== Recorded information ==

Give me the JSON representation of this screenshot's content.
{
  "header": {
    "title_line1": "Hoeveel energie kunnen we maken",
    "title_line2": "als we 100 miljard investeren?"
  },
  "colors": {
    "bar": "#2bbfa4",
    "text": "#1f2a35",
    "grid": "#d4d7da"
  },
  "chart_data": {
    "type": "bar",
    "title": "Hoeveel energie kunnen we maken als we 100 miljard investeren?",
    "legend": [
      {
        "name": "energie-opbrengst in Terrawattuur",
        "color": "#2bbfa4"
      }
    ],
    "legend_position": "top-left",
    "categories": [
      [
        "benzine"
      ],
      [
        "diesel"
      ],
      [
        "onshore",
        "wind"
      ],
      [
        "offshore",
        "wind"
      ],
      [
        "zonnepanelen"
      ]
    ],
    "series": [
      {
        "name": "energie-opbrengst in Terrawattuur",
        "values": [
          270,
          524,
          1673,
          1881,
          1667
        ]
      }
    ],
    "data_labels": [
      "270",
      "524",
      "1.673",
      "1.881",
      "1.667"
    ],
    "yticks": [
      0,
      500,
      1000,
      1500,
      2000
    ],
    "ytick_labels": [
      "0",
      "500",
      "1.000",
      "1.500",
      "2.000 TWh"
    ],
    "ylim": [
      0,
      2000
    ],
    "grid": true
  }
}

===

Find the lines containing "miljard" and pull them out.

    "title_line2": "als we 100 miljard investeren?"
    "title": "Hoeveel energie kunnen we maken als we 100 miljard investeren?",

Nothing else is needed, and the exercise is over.